### Required task:
Copy out every line containing the word "properties".

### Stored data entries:
═══
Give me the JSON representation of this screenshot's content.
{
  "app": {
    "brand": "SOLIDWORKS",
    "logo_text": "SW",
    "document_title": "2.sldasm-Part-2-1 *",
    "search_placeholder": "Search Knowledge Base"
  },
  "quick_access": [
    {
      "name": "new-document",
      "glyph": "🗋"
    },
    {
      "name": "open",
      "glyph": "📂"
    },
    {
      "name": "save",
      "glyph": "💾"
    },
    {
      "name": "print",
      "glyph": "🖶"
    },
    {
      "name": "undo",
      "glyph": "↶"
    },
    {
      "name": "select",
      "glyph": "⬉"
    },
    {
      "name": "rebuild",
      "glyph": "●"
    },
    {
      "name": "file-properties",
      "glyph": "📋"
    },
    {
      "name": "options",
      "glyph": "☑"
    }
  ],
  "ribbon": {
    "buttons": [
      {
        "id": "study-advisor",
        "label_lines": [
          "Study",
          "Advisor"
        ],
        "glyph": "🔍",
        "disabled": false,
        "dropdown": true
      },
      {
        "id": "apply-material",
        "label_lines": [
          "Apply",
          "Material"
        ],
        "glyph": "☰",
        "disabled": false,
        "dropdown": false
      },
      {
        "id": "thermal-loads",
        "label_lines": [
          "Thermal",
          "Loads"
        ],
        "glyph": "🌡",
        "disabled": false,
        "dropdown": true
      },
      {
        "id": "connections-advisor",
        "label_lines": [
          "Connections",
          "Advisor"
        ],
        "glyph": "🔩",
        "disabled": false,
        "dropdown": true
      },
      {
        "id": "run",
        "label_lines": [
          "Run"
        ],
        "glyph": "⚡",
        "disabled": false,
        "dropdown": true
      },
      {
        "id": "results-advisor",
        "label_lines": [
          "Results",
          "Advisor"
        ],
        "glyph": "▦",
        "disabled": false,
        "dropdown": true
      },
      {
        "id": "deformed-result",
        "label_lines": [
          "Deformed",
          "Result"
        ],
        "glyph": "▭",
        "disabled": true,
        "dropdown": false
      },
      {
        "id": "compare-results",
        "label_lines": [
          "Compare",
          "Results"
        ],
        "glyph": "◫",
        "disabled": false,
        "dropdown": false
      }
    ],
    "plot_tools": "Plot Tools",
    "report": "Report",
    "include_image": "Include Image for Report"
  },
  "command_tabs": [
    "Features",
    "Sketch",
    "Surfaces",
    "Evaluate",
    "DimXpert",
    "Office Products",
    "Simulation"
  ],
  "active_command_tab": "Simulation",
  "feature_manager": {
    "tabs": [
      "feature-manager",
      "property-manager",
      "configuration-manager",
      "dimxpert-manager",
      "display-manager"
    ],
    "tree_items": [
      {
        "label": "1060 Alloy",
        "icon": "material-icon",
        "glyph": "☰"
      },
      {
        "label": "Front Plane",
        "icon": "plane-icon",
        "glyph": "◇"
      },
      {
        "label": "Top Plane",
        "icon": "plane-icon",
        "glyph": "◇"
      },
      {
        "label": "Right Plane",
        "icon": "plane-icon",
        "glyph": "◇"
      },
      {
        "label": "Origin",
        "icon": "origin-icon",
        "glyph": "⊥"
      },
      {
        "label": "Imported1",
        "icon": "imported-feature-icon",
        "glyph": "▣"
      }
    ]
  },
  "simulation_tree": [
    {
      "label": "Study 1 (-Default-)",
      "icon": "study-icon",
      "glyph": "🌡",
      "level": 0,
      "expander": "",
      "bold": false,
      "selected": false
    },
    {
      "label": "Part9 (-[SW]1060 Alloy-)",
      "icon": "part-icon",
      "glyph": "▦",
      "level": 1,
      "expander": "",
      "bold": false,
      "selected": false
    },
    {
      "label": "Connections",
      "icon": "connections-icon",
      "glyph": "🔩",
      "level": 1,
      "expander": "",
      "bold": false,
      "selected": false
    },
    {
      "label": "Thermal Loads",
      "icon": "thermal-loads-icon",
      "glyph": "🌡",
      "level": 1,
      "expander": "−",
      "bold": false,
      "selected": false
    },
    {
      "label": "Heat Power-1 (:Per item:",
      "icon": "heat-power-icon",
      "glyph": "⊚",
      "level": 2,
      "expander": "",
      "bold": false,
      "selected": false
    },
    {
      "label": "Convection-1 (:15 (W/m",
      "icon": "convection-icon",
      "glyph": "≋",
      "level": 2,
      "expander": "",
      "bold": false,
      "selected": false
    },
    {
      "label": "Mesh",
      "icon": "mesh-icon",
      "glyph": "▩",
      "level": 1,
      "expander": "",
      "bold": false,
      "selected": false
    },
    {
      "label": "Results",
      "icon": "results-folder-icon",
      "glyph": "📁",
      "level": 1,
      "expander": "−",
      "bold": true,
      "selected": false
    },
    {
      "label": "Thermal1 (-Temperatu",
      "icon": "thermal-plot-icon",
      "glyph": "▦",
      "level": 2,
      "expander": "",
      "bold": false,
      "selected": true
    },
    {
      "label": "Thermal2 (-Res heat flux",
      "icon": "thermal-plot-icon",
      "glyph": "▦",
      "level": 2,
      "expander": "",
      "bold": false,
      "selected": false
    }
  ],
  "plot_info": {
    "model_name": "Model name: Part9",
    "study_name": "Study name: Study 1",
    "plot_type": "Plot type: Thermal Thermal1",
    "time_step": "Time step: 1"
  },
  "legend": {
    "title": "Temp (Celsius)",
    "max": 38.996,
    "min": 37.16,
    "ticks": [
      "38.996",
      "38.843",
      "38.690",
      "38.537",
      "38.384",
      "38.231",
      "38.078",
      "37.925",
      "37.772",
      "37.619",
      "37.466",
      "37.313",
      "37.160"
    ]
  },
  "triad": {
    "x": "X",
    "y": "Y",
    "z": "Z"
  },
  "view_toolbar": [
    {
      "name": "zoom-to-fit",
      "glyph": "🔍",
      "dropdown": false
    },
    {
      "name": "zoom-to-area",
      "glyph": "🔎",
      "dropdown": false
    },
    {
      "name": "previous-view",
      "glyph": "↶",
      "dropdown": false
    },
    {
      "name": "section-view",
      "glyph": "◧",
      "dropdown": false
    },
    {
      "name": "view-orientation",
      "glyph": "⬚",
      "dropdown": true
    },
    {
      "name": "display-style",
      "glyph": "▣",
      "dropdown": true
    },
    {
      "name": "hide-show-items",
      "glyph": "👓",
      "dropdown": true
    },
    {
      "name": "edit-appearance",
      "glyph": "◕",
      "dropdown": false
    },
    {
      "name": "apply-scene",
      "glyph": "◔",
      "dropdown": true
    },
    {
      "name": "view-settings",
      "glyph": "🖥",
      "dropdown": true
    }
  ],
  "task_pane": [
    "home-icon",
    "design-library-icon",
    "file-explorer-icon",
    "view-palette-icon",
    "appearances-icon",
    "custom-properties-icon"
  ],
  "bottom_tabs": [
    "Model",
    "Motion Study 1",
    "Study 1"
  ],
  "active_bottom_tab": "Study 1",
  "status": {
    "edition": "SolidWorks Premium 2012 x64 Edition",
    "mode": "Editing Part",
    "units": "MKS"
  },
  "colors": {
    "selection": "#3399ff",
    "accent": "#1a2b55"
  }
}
═══
### Answer for this exercise:
      "name": "file-properties",
    "custom-properties-icon"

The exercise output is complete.